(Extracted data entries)
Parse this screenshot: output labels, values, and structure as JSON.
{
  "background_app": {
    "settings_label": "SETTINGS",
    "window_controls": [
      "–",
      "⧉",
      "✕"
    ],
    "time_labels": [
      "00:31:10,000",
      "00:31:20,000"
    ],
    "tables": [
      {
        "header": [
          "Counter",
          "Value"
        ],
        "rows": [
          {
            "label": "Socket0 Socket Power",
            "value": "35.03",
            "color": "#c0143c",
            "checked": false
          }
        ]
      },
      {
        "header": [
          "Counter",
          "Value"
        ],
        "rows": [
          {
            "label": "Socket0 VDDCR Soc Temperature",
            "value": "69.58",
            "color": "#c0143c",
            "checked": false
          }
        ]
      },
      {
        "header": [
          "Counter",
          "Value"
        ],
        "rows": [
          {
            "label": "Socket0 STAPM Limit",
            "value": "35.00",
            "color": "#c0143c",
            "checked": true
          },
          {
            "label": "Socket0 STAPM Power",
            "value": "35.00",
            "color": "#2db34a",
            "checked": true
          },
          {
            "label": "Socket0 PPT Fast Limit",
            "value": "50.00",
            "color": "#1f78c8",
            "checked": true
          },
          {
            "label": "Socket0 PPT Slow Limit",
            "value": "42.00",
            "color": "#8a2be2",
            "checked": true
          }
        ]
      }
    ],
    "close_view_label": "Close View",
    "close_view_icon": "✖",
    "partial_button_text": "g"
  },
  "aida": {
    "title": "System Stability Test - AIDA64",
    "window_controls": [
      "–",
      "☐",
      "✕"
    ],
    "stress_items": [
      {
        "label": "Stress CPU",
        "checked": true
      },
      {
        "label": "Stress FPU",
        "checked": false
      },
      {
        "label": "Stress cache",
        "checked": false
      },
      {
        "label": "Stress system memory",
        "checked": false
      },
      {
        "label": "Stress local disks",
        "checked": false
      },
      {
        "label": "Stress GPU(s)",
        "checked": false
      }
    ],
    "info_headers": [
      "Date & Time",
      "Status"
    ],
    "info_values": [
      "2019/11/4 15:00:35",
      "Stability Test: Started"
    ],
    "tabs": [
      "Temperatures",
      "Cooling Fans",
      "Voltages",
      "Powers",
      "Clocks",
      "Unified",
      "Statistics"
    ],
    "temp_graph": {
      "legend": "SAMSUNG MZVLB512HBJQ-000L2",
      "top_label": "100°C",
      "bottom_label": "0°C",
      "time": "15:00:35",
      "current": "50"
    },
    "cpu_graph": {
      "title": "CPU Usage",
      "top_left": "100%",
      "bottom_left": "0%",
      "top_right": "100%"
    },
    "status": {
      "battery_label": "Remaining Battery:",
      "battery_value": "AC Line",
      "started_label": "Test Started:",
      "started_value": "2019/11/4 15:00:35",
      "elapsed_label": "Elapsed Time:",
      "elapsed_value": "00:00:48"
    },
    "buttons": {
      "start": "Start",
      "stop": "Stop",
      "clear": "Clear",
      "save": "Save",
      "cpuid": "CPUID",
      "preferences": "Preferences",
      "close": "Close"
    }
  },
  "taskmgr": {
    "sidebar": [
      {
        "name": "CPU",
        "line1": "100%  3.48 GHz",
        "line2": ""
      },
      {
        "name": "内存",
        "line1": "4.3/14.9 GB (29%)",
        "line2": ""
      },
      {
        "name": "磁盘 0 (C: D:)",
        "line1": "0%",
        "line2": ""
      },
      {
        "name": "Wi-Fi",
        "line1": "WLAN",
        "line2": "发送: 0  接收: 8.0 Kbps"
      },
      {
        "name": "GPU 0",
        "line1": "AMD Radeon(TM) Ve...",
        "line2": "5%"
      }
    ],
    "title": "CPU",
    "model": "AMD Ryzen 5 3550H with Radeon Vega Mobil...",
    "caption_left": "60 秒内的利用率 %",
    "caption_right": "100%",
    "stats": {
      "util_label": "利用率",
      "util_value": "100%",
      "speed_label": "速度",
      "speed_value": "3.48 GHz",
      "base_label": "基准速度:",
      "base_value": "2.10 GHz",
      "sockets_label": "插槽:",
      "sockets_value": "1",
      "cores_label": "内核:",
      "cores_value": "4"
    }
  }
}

(PROBLEM REQUIREMENTS) Hand back the material above in full, exactly as written.

(EXERCISE RESULT)
Parse this screenshot: output labels, values, and structure as JSON.
{
  "background_app": {
    "settings_label": "SETTINGS",
    "window_controls": [
      "–",
      "⧉",
      "✕"
    ],
    "time_labels": [
      "00:31:10,000",
      "00:31:20,000"
    ],
    "tables": [
      {
        "header": [
          "Counter",
          "Value"
        ],
        "rows": [
          {
            "label": "Socket0 Socket Power",
            "value": "35.03",
            "color": "#c0143c",
            "checked": false
          }
        ]
      },
      {
        "header": [
          "Counter",
          "Value"
        ],
        "rows": [
          {
            "label": "Socket0 VDDCR Soc Temperature",
            "value": "69.58",
            "color": "#c0143c",
            "checked": false
          }
        ]
      },
      {
        "header": [
          "Counter",
          "Value"
        ],
        "rows": [
          {
            "label": "Socket0 STAPM Limit",
            "value": "35.00",
            "color": "#c0143c",
            "checked": true
          },
          {
            "label": "Socket0 STAPM Power",
            "value": "35.00",
            "color": "#2db34a",
            "checked": true
          },
          {
            "label": "Socket0 PPT Fast Limit",
            "value": "50.00",
            "color": "#1f78c8",
            "checked": true
          },
          {
            "label": "Socket0 PPT Slow Limit",
            "value": "42.00",
            "color": "#8a2be2",
            "checked": true
          }
        ]
      }
    ],
    "close_view_label": "Close View",
    "close_view_icon": "✖",
    "partial_button_text": "g"
  },
  "aida": {
    "title": "System Stability Test - AIDA64",
    "window_controls": [
      "–",
      "☐",
      "✕"
    ],
    "stress_items": [
      {
        "label": "Stress CPU",
        "checked": true
      },
      {
        "label": "Stress FPU",
        "checked": false
      },
      {
        "label": "Stress cache",
        "checked": false
      },
      {
        "label": "Stress system memory",
        "checked": false
      },
      {
        "label": "Stress local disks",
        "checked": false
      },
      {
        "label": "Stress GPU(s)",
        "checked": false
      }
    ],
    "info_headers": [
      "Date & Time",
      "Status"
    ],
    "info_values": [
      "2019/11/4 15:00:35",
      "Stability Test: Started"
    ],
    "tabs": [
      "Temperatures",
      "Cooling Fans",
      "Voltages",
      "Powers",
      "Clocks",
      "Unified",
      "Statistics"
    ],
    "temp_graph": {
      "legend": "SAMSUNG MZVLB512HBJQ-000L2",
      "top_label": "100°C",
      "bottom_label": "0°C",
      "time": "15:00:35",
      "current": "50"
    },
    "cpu_graph": {
      "title": "CPU Usage",
      "top_left": "100%",
      "bottom_left": "0%",
      "top_right": "100%"
    },
    "status": {
      "battery_label": "Remaining Battery:",
      "battery_value": "AC Line",
      "started_label": "Test Started:",
      "started_value": "2019/11/4 15:00:35",
      "elapsed_label": "Elapsed Time:",
      "elapsed_value": "00:00:48"
    },
    "buttons": {
      "start": "Start",
      "stop": "Stop",
      "clear": "Clear",
      "save": "Save",
      "cpuid": "CPUID",
      "preferences": "Preferences",
      "close": "Close"
    }
  },
  "taskmgr": {
    "sidebar": [
      {
        "name": "CPU",
        "line1": "100%  3.48 GHz",
        "line2": ""
      },
      {
        "name": "内存",
        "line1": "4.3/14.9 GB (29%)",
        "line2": ""
      },
      {
        "name": "磁盘 0 (C: D:)",
        "line1": "0%",
        "line2": ""
      },
      {
        "name": "Wi-Fi",
        "line1": "WLAN",
        "line2": "发送: 0  接收: 8.0 Kbps"
      },
      {
        "name": "GPU 0",
        "line1": "AMD Radeon(TM) Ve...",
        "line2": "5%"
      }
    ],
    "title": "CPU",
    "model": "AMD Ryzen 5 3550H with Radeon Vega Mobil...",
    "caption_left": "60 秒内的利用率 %",
    "caption_right": "100%",
    "stats": {
      "util_label": "利用率",
      "util_value": "100%",
      "speed_label": "速度",
      "speed_value": "3.48 GHz",
      "base_label": "基准速度:",
      "base_value": "2.10 GHz",
      "sockets_label": "插槽:",
      "sockets_value": "1",
      "cores_label": "内核:",
      "cores_value": "4"
    }
  }
}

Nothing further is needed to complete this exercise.